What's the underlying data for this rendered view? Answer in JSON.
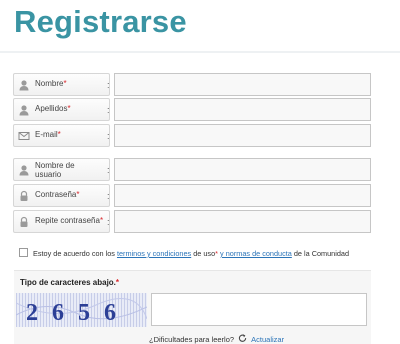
{
  "page": {
    "title": "Registrarse"
  },
  "form": {
    "fields": [
      {
        "label": "Nombre",
        "required": "*",
        "colon": ":",
        "icon": "user-icon",
        "value": ""
      },
      {
        "label": "Apellidos",
        "required": "*",
        "colon": ":",
        "icon": "user-icon",
        "value": ""
      },
      {
        "label": "E-mail",
        "required": "*",
        "colon": ":",
        "icon": "envelope-icon",
        "value": ""
      },
      {
        "label": "Nombre de usuario",
        "required": "",
        "colon": ":",
        "icon": "user-icon",
        "value": ""
      },
      {
        "label": "Contraseña",
        "required": "*",
        "colon": ":",
        "icon": "lock-icon",
        "value": ""
      },
      {
        "label": "Repite contraseña",
        "required": "*",
        "colon": ":",
        "icon": "lock-icon",
        "value": ""
      }
    ],
    "username_label_line1": "Nombre de",
    "username_label_line2": "usuario"
  },
  "terms": {
    "checked": false,
    "text_before": "Estoy de acuerdo con los",
    "terms_link": "terminos y condiciones",
    "text_middle": "de uso",
    "required": "*",
    "conduct_link": "y normas de conducta",
    "text_after": "de la Comunidad"
  },
  "captcha": {
    "title": "Tipo de caracteres abajo.",
    "required": "*",
    "image_text": "2656",
    "input_value": "",
    "help_text": "¿Dificultades para leerlo?",
    "refresh_icon": "refresh-icon",
    "refresh_label": "Actualizar"
  },
  "colors": {
    "title": "#3a94a3",
    "required": "#d9262b",
    "link": "#2b74b8"
  }
}
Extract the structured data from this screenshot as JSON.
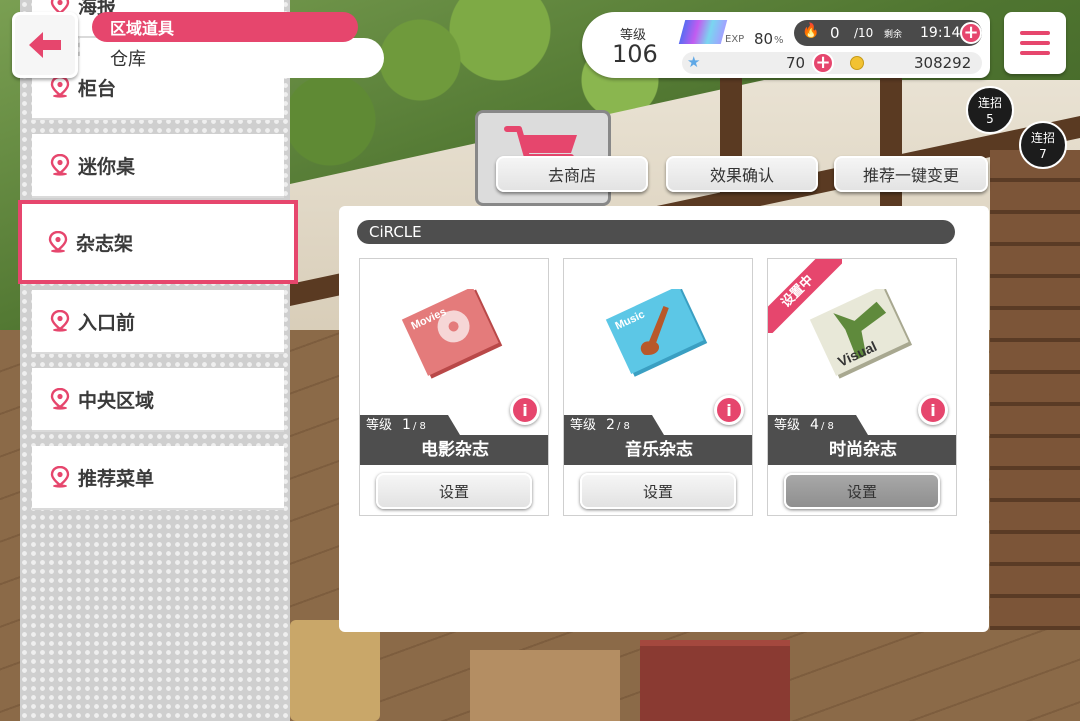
{
  "breadcrumb": {
    "current": "区域道具",
    "parent": "仓库"
  },
  "sidebar": {
    "items": [
      {
        "label": "海报"
      },
      {
        "label": "柜台"
      },
      {
        "label": "迷你桌"
      },
      {
        "label": "杂志架",
        "active": true
      },
      {
        "label": "入口前"
      },
      {
        "label": "中央区域"
      },
      {
        "label": "推荐菜单"
      }
    ]
  },
  "status": {
    "level_label": "等级",
    "level": "106",
    "exp_label": "EXP",
    "exp_value": "80",
    "exp_unit": "%",
    "exp_percent": 80,
    "live_boost": "0",
    "live_boost_max": "/10",
    "remaining_label": "剩余",
    "remaining_time": "19:14",
    "stars": "70",
    "coins": "308292"
  },
  "combos": [
    {
      "label": "连招",
      "count": "5"
    },
    {
      "label": "连招",
      "count": "7"
    }
  ],
  "actions": {
    "shop": "去商店",
    "effect_check": "效果确认",
    "recommend_change": "推荐一键变更"
  },
  "panel": {
    "title": "CiRCLE",
    "cards": [
      {
        "level_label": "等级",
        "level": "1",
        "level_max": "/ 8",
        "name": "电影杂志",
        "button": "设置",
        "installed": false,
        "art_text": "Movies",
        "art_color": "#e47b7b"
      },
      {
        "level_label": "等级",
        "level": "2",
        "level_max": "/ 8",
        "name": "音乐杂志",
        "button": "设置",
        "installed": false,
        "art_text": "Music",
        "art_color": "#5cc7e6"
      },
      {
        "level_label": "等级",
        "level": "4",
        "level_max": "/ 8",
        "name": "时尚杂志",
        "button": "设置",
        "installed": true,
        "ribbon": "设置中",
        "art_text": "Visual",
        "art_color": "#e8e8d8"
      }
    ]
  },
  "colors": {
    "accent": "#e6466d",
    "dark_bar": "#4e4e4e"
  }
}
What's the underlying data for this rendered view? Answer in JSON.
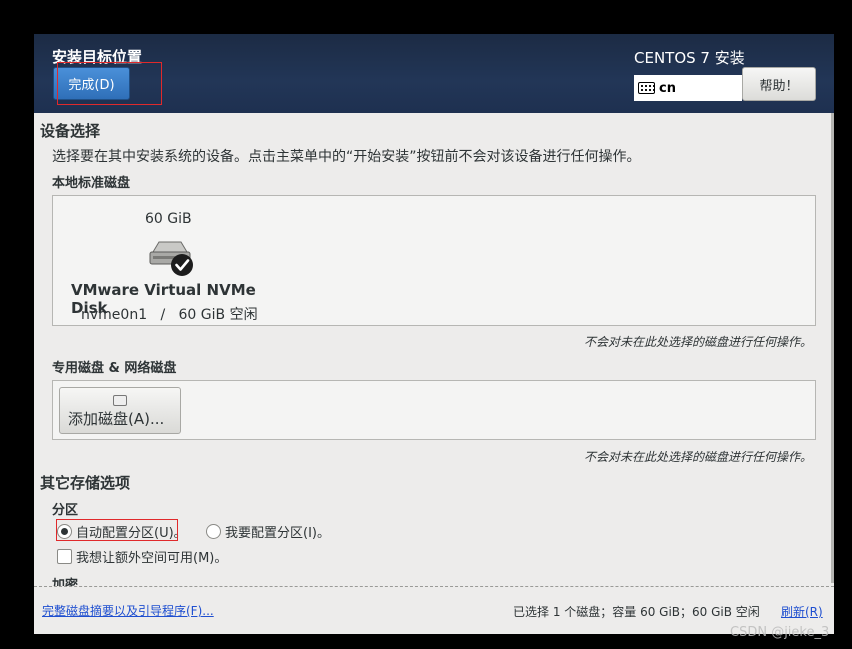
{
  "header": {
    "title": "安装目标位置",
    "done_label": "完成(D)",
    "product": "CENTOS 7 安装",
    "keyboard_layout": "cn",
    "help_label": "帮助！"
  },
  "device_selection": {
    "title": "设备选择",
    "description": "选择要在其中安装系统的设备。点击主菜单中的“开始安装”按钮前不会对该设备进行任何操作。",
    "local_title": "本地标准磁盘",
    "disk": {
      "size": "60 GiB",
      "name": "VMware Virtual NVMe Disk",
      "info": "nvme0n1   /   60 GiB 空闲",
      "selected": true
    },
    "local_note": "不会对未在此处选择的磁盘进行任何操作。",
    "special_title": "专用磁盘 & 网络磁盘",
    "add_disk_label": "添加磁盘(A)...",
    "special_note": "不会对未在此处选择的磁盘进行任何操作。"
  },
  "other_storage": {
    "title": "其它存储选项",
    "partition_title": "分区",
    "auto_partition": "自动配置分区(U)。",
    "manual_partition": "我要配置分区(I)。",
    "extra_space": "我想让额外空间可用(M)。",
    "encryption_title": "加密"
  },
  "footer": {
    "summary_link": "完整磁盘摘要以及引导程序(F)...",
    "status": "已选择 1 个磁盘；容量 60 GiB；60 GiB 空闲",
    "refresh": "刷新(R)"
  },
  "watermark": "CSDN @jieke_3",
  "colors": {
    "header_bg": "#223657",
    "accent": "#2f6fb8",
    "link": "#1f4fd0",
    "highlight_box": "#e0292b"
  }
}
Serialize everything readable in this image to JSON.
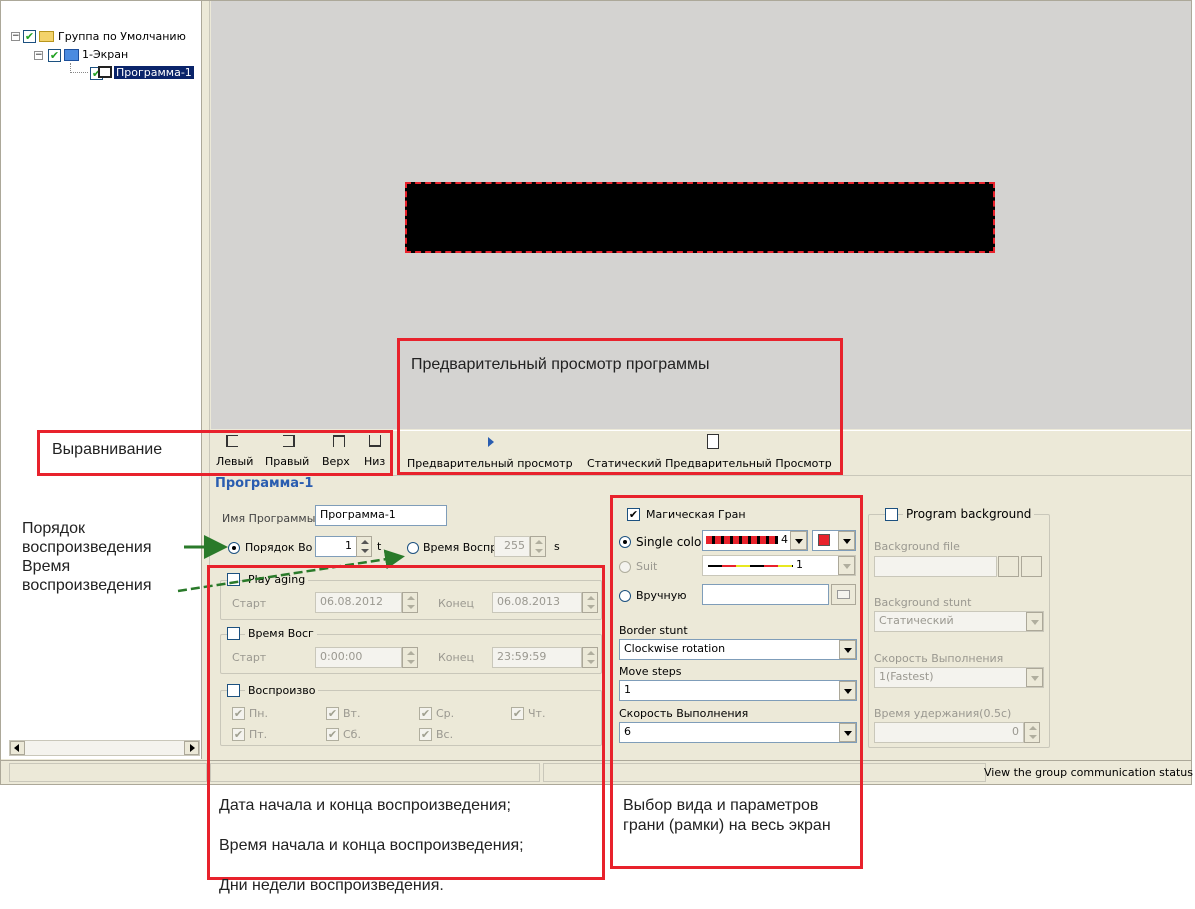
{
  "tree": {
    "group": "Группа по Умолчанию",
    "screen": "1-Экран",
    "program": "Программа-1"
  },
  "preview": {
    "caption": "Предварительный просмотр программы"
  },
  "alignment": {
    "label": "Выравнивание",
    "left": "Левый",
    "right": "Правый",
    "top": "Верх",
    "bottom": "Низ"
  },
  "toolbar": {
    "preview": "Предварительный просмотр",
    "static_preview": "Статический Предварительный Просмотр"
  },
  "program": {
    "title": "Программа-1",
    "name_label": "Имя Программы",
    "name_value": "Программа-1",
    "order_label": "Порядок Во",
    "order_value": "1",
    "order_unit": "t",
    "time_label": "Время Воспр",
    "time_value": "255",
    "time_unit": "s"
  },
  "aging": {
    "title": "Play aging",
    "start_label": "Старт",
    "start_value": "06.08.2012",
    "end_label": "Конец",
    "end_value": "06.08.2013"
  },
  "timeplay": {
    "title": "Время Восг",
    "start_label": "Старт",
    "start_value": "0:00:00",
    "end_label": "Конец",
    "end_value": "23:59:59"
  },
  "days": {
    "title": "Воспроизво",
    "mon": "Пн.",
    "tue": "Вт.",
    "wed": "Ср.",
    "thu": "Чт.",
    "fri": "Пт.",
    "sat": "Сб.",
    "sun": "Вс."
  },
  "border": {
    "title": "Магическая Гран",
    "single": "Single color",
    "single_value": "4",
    "suit": "Suit",
    "suit_value": "1",
    "manual": "Вручную",
    "stunt_label": "Border stunt",
    "stunt_value": "Clockwise rotation",
    "steps_label": "Move steps",
    "steps_value": "1",
    "speed_label": "Скорость Выполнения",
    "speed_value": "6"
  },
  "background": {
    "title": "Program background",
    "file_label": "Background file",
    "stunt_label": "Background stunt",
    "stunt_value": "Статический",
    "speed_label": "Скорость Выполнения",
    "speed_value": "1(Fastest)",
    "hold_label": "Время удержания(0.5с)",
    "hold_value": "0"
  },
  "status": {
    "right": "View the group communication status"
  },
  "notes": {
    "order1": "Порядок",
    "order2": "воспроизведения",
    "time1": "Время",
    "time2": "воспроизведения",
    "dates": "Дата начала и конца воспроизведения;",
    "times": "Время начала и конца воспроизведения;",
    "weekdays": "Дни недели воспроизведения.",
    "border1": "Выбор вида и параметров",
    "border2": "грани (рамки) на весь экран"
  },
  "colors": {
    "accent": "#e8222c",
    "arrow": "#2a7a2a",
    "title_blue": "#2a5db0"
  }
}
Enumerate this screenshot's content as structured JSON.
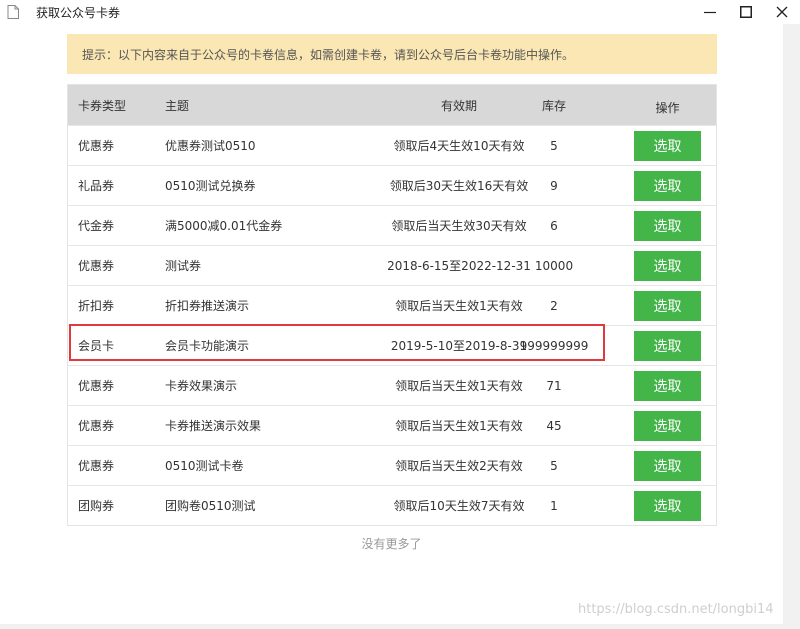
{
  "window": {
    "title": "获取公众号卡券"
  },
  "notice": {
    "text": "提示：以下内容来自于公众号的卡卷信息，如需创建卡卷，请到公众号后台卡卷功能中操作。"
  },
  "table": {
    "headers": {
      "type": "卡券类型",
      "name": "主题",
      "valid": "有效期",
      "stock": "库存",
      "op": "操作"
    },
    "rows": [
      {
        "type": "优惠券",
        "name": "优惠券测试0510",
        "valid": "领取后4天生效10天有效",
        "stock": "5",
        "action": "选取"
      },
      {
        "type": "礼品券",
        "name": "0510测试兑换券",
        "valid": "领取后30天生效16天有效",
        "stock": "9",
        "action": "选取"
      },
      {
        "type": "代金券",
        "name": "满5000减0.01代金券",
        "valid": "领取后当天生效30天有效",
        "stock": "6",
        "action": "选取"
      },
      {
        "type": "优惠券",
        "name": "测试券",
        "valid": "2018-6-15至2022-12-31",
        "stock": "10000",
        "action": "选取"
      },
      {
        "type": "折扣券",
        "name": "折扣券推送演示",
        "valid": "领取后当天生效1天有效",
        "stock": "2",
        "action": "选取"
      },
      {
        "type": "会员卡",
        "name": "会员卡功能演示",
        "valid": "2019-5-10至2019-8-31",
        "stock": "999999999",
        "action": "选取"
      },
      {
        "type": "优惠券",
        "name": "卡券效果演示",
        "valid": "领取后当天生效1天有效",
        "stock": "71",
        "action": "选取"
      },
      {
        "type": "优惠券",
        "name": "卡券推送演示效果",
        "valid": "领取后当天生效1天有效",
        "stock": "45",
        "action": "选取"
      },
      {
        "type": "优惠券",
        "name": "0510测试卡卷",
        "valid": "领取后当天生效2天有效",
        "stock": "5",
        "action": "选取"
      },
      {
        "type": "团购券",
        "name": "团购卷0510测试",
        "valid": "领取后10天生效7天有效",
        "stock": "1",
        "action": "选取"
      }
    ]
  },
  "footer": {
    "no_more": "没有更多了"
  },
  "watermark": {
    "text": "https://blog.csdn.net/longbi14"
  },
  "colors": {
    "select_button": "#44b549",
    "notice_bg": "#fae7b3",
    "highlight_border": "#e0393e"
  },
  "icons": {
    "window": "document-icon",
    "minimize": "minimize-icon",
    "maximize": "maximize-icon",
    "close": "close-icon"
  }
}
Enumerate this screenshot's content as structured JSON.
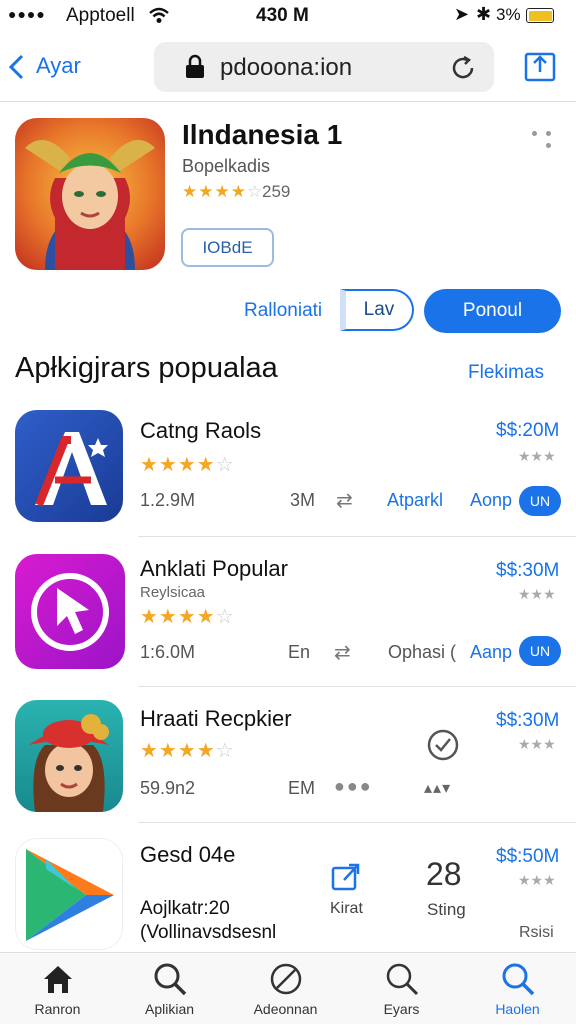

* The problem:
From the listing above, collect every line that mentions the word "accent".

* Output:
    "accent": "#e6466d",
    "accent": "#2f6fb8",
    "accent": "#e8222c",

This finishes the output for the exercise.